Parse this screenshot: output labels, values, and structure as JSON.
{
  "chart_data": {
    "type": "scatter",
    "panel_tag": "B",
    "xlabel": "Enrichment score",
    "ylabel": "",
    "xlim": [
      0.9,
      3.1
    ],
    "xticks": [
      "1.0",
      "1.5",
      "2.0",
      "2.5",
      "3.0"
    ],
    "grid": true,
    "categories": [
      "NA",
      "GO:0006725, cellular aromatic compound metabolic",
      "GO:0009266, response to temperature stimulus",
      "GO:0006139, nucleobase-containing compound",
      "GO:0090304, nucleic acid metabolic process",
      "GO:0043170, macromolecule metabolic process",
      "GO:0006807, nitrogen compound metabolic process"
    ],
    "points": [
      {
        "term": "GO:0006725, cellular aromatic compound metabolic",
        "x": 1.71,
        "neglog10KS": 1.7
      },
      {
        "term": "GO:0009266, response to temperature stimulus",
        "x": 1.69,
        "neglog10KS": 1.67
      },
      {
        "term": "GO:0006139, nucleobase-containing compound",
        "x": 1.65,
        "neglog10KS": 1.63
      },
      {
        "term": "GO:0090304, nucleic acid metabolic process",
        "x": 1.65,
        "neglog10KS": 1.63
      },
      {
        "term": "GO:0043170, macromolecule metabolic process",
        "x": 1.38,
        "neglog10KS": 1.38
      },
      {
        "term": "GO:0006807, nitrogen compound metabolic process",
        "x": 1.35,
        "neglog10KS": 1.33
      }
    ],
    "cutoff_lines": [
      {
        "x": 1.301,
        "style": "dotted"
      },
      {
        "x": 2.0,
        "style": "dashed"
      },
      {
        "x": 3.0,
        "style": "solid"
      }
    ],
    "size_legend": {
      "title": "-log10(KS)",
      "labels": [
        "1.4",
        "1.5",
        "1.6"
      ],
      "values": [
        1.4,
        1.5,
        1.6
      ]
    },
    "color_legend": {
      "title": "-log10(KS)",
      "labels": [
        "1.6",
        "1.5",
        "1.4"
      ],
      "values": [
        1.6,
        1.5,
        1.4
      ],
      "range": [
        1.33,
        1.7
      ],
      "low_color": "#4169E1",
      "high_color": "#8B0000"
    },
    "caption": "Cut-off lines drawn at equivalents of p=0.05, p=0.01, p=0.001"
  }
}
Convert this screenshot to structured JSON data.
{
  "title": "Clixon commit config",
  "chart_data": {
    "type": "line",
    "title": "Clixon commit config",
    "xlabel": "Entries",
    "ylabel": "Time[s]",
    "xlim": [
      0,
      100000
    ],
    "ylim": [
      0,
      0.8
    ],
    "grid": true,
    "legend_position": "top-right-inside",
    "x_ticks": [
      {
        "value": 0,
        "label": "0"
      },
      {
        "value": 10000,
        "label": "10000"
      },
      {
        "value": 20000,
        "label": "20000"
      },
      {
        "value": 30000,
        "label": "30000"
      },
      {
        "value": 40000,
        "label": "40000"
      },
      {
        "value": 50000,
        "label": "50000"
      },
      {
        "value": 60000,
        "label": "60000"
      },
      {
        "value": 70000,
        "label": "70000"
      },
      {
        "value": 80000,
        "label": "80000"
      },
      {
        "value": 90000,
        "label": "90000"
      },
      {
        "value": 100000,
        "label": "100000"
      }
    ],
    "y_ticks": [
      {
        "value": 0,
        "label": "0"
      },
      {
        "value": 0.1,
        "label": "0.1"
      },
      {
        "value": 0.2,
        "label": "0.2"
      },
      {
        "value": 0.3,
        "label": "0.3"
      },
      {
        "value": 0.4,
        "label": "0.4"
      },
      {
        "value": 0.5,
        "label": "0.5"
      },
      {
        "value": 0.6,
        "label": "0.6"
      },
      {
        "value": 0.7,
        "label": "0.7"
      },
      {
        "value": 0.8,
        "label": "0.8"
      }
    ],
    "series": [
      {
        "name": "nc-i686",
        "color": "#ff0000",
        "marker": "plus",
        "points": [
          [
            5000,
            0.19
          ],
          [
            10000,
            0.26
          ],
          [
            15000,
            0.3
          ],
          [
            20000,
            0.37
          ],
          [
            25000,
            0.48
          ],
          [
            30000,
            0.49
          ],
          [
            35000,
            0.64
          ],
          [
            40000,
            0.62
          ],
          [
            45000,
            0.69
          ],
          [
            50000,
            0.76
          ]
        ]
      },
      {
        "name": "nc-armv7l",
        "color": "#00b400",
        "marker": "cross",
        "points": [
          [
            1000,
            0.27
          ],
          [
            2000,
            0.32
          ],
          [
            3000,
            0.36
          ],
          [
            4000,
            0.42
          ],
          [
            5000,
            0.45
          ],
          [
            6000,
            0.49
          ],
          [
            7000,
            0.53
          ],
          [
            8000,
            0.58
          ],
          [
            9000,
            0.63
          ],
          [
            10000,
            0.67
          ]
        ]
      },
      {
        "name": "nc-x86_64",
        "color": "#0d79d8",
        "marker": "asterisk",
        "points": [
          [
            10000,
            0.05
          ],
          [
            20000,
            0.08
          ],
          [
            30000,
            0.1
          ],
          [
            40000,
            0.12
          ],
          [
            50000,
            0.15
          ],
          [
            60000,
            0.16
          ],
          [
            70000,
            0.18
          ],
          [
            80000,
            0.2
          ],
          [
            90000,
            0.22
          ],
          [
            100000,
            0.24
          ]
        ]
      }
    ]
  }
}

———

• [SET EXERCISE]: Please quote the records above exactly, without skipping a line.

• [SOLVED PROBLEM]:
Parse this screenshot: output labels, values, and structure as JSON.
{
  "chart_data": {
    "type": "scatter",
    "panel_tag": "B",
    "xlabel": "Enrichment score",
    "ylabel": "",
    "xlim": [
      0.9,
      3.1
    ],
    "xticks": [
      "1.0",
      "1.5",
      "2.0",
      "2.5",
      "3.0"
    ],
    "grid": true,
    "categories": [
      "NA",
      "GO:0006725, cellular aromatic compound metabolic",
      "GO:0009266, response to temperature stimulus",
      "GO:0006139, nucleobase-containing compound",
      "GO:0090304, nucleic acid metabolic process",
      "GO:0043170, macromolecule metabolic process",
      "GO:0006807, nitrogen compound metabolic process"
    ],
    "points": [
      {
        "term": "GO:0006725, cellular aromatic compound metabolic",
        "x": 1.71,
        "neglog10KS": 1.7
      },
      {
        "term": "GO:0009266, response to temperature stimulus",
        "x": 1.69,
        "neglog10KS": 1.67
      },
      {
        "term": "GO:0006139, nucleobase-containing compound",
        "x": 1.65,
        "neglog10KS": 1.63
      },
      {
        "term": "GO:0090304, nucleic acid metabolic process",
        "x": 1.65,
        "neglog10KS": 1.63
      },
      {
        "term": "GO:0043170, macromolecule metabolic process",
        "x": 1.38,
        "neglog10KS": 1.38
      },
      {
        "term": "GO:0006807, nitrogen compound metabolic process",
        "x": 1.35,
        "neglog10KS": 1.33
      }
    ],
    "cutoff_lines": [
      {
        "x": 1.301,
        "style": "dotted"
      },
      {
        "x": 2.0,
        "style": "dashed"
      },
      {
        "x": 3.0,
        "style": "solid"
      }
    ],
    "size_legend": {
      "title": "-log10(KS)",
      "labels": [
        "1.4",
        "1.5",
        "1.6"
      ],
      "values": [
        1.4,
        1.5,
        1.6
      ]
    },
    "color_legend": {
      "title": "-log10(KS)",
      "labels": [
        "1.6",
        "1.5",
        "1.4"
      ],
      "values": [
        1.6,
        1.5,
        1.4
      ],
      "range": [
        1.33,
        1.7
      ],
      "low_color": "#4169E1",
      "high_color": "#8B0000"
    },
    "caption": "Cut-off lines drawn at equivalents of p=0.05, p=0.01, p=0.001"
  }
}
Convert this screenshot to structured JSON data.
{
  "title": "Clixon commit config",
  "chart_data": {
    "type": "line",
    "title": "Clixon commit config",
    "xlabel": "Entries",
    "ylabel": "Time[s]",
    "xlim": [
      0,
      100000
    ],
    "ylim": [
      0,
      0.8
    ],
    "grid": true,
    "legend_position": "top-right-inside",
    "x_ticks": [
      {
        "value": 0,
        "label": "0"
      },
      {
        "value": 10000,
        "label": "10000"
      },
      {
        "value": 20000,
        "label": "20000"
      },
      {
        "value": 30000,
        "label": "30000"
      },
      {
        "value": 40000,
        "label": "40000"
      },
      {
        "value": 50000,
        "label": "50000"
      },
      {
        "value": 60000,
        "label": "60000"
      },
      {
        "value": 70000,
        "label": "70000"
      },
      {
        "value": 80000,
        "label": "80000"
      },
      {
        "value": 90000,
        "label": "90000"
      },
      {
        "value": 100000,
        "label": "100000"
      }
    ],
    "y_ticks": [
      {
        "value": 0,
        "label": "0"
      },
      {
        "value": 0.1,
        "label": "0.1"
      },
      {
        "value": 0.2,
        "label": "0.2"
      },
      {
        "value": 0.3,
        "label": "0.3"
      },
      {
        "value": 0.4,
        "label": "0.4"
      },
      {
        "value": 0.5,
        "label": "0.5"
      },
      {
        "value": 0.6,
        "label": "0.6"
      },
      {
        "value": 0.7,
        "label": "0.7"
      },
      {
        "value": 0.8,
        "label": "0.8"
      }
    ],
    "series": [
      {
        "name": "nc-i686",
        "color": "#ff0000",
        "marker": "plus",
        "points": [
          [
            5000,
            0.19
          ],
          [
            10000,
            0.26
          ],
          [
            15000,
            0.3
          ],
          [
            20000,
            0.37
          ],
          [
            25000,
            0.48
          ],
          [
            30000,
            0.49
          ],
          [
            35000,
            0.64
          ],
          [
            40000,
            0.62
          ],
          [
            45000,
            0.69
          ],
          [
            50000,
            0.76
          ]
        ]
      },
      {
        "name": "nc-armv7l",
        "color": "#00b400",
        "marker": "cross",
        "points": [
          [
            1000,
            0.27
          ],
          [
            2000,
            0.32
          ],
          [
            3000,
            0.36
          ],
          [
            4000,
            0.42
          ],
          [
            5000,
            0.45
          ],
          [
            6000,
            0.49
          ],
          [
            7000,
            0.53
          ],
          [
            8000,
            0.58
          ],
          [
            9000,
            0.63
          ],
          [
            10000,
            0.67
          ]
        ]
      },
      {
        "name": "nc-x86_64",
        "color": "#0d79d8",
        "marker": "asterisk",
        "points": [
          [
            10000,
            0.05
          ],
          [
            20000,
            0.08
          ],
          [
            30000,
            0.1
          ],
          [
            40000,
            0.12
          ],
          [
            50000,
            0.15
          ],
          [
            60000,
            0.16
          ],
          [
            70000,
            0.18
          ],
          [
            80000,
            0.2
          ],
          [
            90000,
            0.22
          ],
          [
            100000,
            0.24
          ]
        ]
      }
    ]
  }
}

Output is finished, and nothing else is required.